### EXTRACTED MATERIAL
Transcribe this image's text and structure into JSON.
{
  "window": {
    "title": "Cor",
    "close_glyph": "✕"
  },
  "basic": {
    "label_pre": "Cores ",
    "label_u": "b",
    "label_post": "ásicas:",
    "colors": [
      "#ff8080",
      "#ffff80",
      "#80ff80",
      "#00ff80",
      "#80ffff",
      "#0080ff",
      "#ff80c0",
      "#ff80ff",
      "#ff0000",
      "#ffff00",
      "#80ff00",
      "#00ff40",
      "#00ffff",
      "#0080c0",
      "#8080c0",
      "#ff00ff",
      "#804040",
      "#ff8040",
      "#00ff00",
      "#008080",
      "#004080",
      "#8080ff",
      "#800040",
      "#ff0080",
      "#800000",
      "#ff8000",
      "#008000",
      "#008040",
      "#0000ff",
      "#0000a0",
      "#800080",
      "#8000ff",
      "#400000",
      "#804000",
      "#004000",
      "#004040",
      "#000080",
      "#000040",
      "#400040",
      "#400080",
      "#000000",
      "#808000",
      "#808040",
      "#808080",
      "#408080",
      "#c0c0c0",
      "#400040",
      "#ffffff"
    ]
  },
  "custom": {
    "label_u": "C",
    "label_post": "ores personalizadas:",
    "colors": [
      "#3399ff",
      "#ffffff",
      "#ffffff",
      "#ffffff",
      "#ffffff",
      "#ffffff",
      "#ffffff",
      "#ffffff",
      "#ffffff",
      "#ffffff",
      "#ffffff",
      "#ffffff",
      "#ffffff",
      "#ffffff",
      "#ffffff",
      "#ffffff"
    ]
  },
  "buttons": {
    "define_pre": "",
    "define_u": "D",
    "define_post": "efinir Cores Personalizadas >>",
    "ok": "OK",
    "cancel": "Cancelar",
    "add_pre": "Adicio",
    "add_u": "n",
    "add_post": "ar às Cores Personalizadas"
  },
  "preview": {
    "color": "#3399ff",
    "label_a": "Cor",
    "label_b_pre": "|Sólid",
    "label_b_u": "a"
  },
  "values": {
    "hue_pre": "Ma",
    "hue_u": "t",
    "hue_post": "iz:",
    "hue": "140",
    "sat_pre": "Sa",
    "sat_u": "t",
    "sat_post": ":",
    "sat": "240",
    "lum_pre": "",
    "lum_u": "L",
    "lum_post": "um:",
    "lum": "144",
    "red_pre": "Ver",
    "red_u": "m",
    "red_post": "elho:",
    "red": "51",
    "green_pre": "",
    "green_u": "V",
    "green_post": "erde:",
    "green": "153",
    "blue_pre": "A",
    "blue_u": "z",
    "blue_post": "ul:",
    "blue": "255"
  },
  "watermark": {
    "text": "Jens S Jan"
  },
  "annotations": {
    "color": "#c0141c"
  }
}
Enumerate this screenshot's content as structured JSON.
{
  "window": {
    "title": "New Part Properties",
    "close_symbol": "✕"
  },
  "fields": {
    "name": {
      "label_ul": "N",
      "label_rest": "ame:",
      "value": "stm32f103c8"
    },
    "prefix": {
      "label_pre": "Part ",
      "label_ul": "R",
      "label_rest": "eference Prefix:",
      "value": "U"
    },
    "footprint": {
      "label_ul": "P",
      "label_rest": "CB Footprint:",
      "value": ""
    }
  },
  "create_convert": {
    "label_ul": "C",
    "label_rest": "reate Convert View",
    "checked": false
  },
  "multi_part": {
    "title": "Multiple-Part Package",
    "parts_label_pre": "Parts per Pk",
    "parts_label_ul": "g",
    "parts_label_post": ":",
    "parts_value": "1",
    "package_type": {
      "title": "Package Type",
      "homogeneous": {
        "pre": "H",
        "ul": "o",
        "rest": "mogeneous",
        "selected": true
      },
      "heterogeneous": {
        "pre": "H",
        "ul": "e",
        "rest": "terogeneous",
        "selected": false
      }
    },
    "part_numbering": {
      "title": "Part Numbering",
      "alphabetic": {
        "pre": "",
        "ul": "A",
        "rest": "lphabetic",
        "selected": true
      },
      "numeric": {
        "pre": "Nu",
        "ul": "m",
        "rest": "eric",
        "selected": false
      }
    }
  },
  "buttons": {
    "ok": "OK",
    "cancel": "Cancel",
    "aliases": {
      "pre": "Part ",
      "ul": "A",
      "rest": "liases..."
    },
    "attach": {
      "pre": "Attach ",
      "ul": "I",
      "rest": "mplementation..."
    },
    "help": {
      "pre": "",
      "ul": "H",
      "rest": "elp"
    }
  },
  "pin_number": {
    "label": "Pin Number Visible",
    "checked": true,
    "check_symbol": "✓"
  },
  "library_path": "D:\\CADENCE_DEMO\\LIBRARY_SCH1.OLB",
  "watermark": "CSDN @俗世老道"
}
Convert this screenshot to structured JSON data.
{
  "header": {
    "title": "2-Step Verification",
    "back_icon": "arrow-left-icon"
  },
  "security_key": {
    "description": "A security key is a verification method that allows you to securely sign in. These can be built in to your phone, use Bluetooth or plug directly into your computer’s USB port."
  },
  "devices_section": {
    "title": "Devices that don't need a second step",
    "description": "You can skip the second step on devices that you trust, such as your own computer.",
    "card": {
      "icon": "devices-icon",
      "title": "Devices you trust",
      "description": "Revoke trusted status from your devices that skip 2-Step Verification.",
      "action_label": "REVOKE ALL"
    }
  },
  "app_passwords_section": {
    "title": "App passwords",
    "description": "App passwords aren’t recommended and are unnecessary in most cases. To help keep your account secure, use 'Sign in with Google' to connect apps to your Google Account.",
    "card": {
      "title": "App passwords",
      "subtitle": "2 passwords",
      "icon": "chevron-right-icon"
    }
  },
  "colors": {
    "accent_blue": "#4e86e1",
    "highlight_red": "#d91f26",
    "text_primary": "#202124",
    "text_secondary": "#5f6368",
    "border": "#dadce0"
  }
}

### WHAT IS NEEDED
Extract all the entries word for word.

### WORKED ANSWER
Transcribe this image's text and structure into JSON.
{
  "window": {
    "title": "Cor",
    "close_glyph": "✕"
  },
  "basic": {
    "label_pre": "Cores ",
    "label_u": "b",
    "label_post": "ásicas:",
    "colors": [
      "#ff8080",
      "#ffff80",
      "#80ff80",
      "#00ff80",
      "#80ffff",
      "#0080ff",
      "#ff80c0",
      "#ff80ff",
      "#ff0000",
      "#ffff00",
      "#80ff00",
      "#00ff40",
      "#00ffff",
      "#0080c0",
      "#8080c0",
      "#ff00ff",
      "#804040",
      "#ff8040",
      "#00ff00",
      "#008080",
      "#004080",
      "#8080ff",
      "#800040",
      "#ff0080",
      "#800000",
      "#ff8000",
      "#008000",
      "#008040",
      "#0000ff",
      "#0000a0",
      "#800080",
      "#8000ff",
      "#400000",
      "#804000",
      "#004000",
      "#004040",
      "#000080",
      "#000040",
      "#400040",
      "#400080",
      "#000000",
      "#808000",
      "#808040",
      "#808080",
      "#408080",
      "#c0c0c0",
      "#400040",
      "#ffffff"
    ]
  },
  "custom": {
    "label_u": "C",
    "label_post": "ores personalizadas:",
    "colors": [
      "#3399ff",
      "#ffffff",
      "#ffffff",
      "#ffffff",
      "#ffffff",
      "#ffffff",
      "#ffffff",
      "#ffffff",
      "#ffffff",
      "#ffffff",
      "#ffffff",
      "#ffffff",
      "#ffffff",
      "#ffffff",
      "#ffffff",
      "#ffffff"
    ]
  },
  "buttons": {
    "define_pre": "",
    "define_u": "D",
    "define_post": "efinir Cores Personalizadas >>",
    "ok": "OK",
    "cancel": "Cancelar",
    "add_pre": "Adicio",
    "add_u": "n",
    "add_post": "ar às Cores Personalizadas"
  },
  "preview": {
    "color": "#3399ff",
    "label_a": "Cor",
    "label_b_pre": "|Sólid",
    "label_b_u": "a"
  },
  "values": {
    "hue_pre": "Ma",
    "hue_u": "t",
    "hue_post": "iz:",
    "hue": "140",
    "sat_pre": "Sa",
    "sat_u": "t",
    "sat_post": ":",
    "sat": "240",
    "lum_pre": "",
    "lum_u": "L",
    "lum_post": "um:",
    "lum": "144",
    "red_pre": "Ver",
    "red_u": "m",
    "red_post": "elho:",
    "red": "51",
    "green_pre": "",
    "green_u": "V",
    "green_post": "erde:",
    "green": "153",
    "blue_pre": "A",
    "blue_u": "z",
    "blue_post": "ul:",
    "blue": "255"
  },
  "watermark": {
    "text": "Jens S Jan"
  },
  "annotations": {
    "color": "#c0141c"
  }
}
Enumerate this screenshot's content as structured JSON.
{
  "window": {
    "title": "New Part Properties",
    "close_symbol": "✕"
  },
  "fields": {
    "name": {
      "label_ul": "N",
      "label_rest": "ame:",
      "value": "stm32f103c8"
    },
    "prefix": {
      "label_pre": "Part ",
      "label_ul": "R",
      "label_rest": "eference Prefix:",
      "value": "U"
    },
    "footprint": {
      "label_ul": "P",
      "label_rest": "CB Footprint:",
      "value": ""
    }
  },
  "create_convert": {
    "label_ul": "C",
    "label_rest": "reate Convert View",
    "checked": false
  },
  "multi_part": {
    "title": "Multiple-Part Package",
    "parts_label_pre": "Parts per Pk",
    "parts_label_ul": "g",
    "parts_label_post": ":",
    "parts_value": "1",
    "package_type": {
      "title": "Package Type",
      "homogeneous": {
        "pre": "H",
        "ul": "o",
        "rest": "mogeneous",
        "selected": true
      },
      "heterogeneous": {
        "pre": "H",
        "ul": "e",
        "rest": "terogeneous",
        "selected": false
      }
    },
    "part_numbering": {
      "title": "Part Numbering",
      "alphabetic": {
        "pre": "",
        "ul": "A",
        "rest": "lphabetic",
        "selected": true
      },
      "numeric": {
        "pre": "Nu",
        "ul": "m",
        "rest": "eric",
        "selected": false
      }
    }
  },
  "buttons": {
    "ok": "OK",
    "cancel": "Cancel",
    "aliases": {
      "pre": "Part ",
      "ul": "A",
      "rest": "liases..."
    },
    "attach": {
      "pre": "Attach ",
      "ul": "I",
      "rest": "mplementation..."
    },
    "help": {
      "pre": "",
      "ul": "H",
      "rest": "elp"
    }
  },
  "pin_number": {
    "label": "Pin Number Visible",
    "checked": true,
    "check_symbol": "✓"
  },
  "library_path": "D:\\CADENCE_DEMO\\LIBRARY_SCH1.OLB",
  "watermark": "CSDN @俗世老道"
}
Convert this screenshot to structured JSON data.
{
  "header": {
    "title": "2-Step Verification",
    "back_icon": "arrow-left-icon"
  },
  "security_key": {
    "description": "A security key is a verification method that allows you to securely sign in. These can be built in to your phone, use Bluetooth or plug directly into your computer’s USB port."
  },
  "devices_section": {
    "title": "Devices that don't need a second step",
    "description": "You can skip the second step on devices that you trust, such as your own computer.",
    "card": {
      "icon": "devices-icon",
      "title": "Devices you trust",
      "description": "Revoke trusted status from your devices that skip 2-Step Verification.",
      "action_label": "REVOKE ALL"
    }
  },
  "app_passwords_section": {
    "title": "App passwords",
    "description": "App passwords aren’t recommended and are unnecessary in most cases. To help keep your account secure, use 'Sign in with Google' to connect apps to your Google Account.",
    "card": {
      "title": "App passwords",
      "subtitle": "2 passwords",
      "icon": "chevron-right-icon"
    }
  },
  "colors": {
    "accent_blue": "#4e86e1",
    "highlight_red": "#d91f26",
    "text_primary": "#202124",
    "text_secondary": "#5f6368",
    "border": "#dadce0"
  }
}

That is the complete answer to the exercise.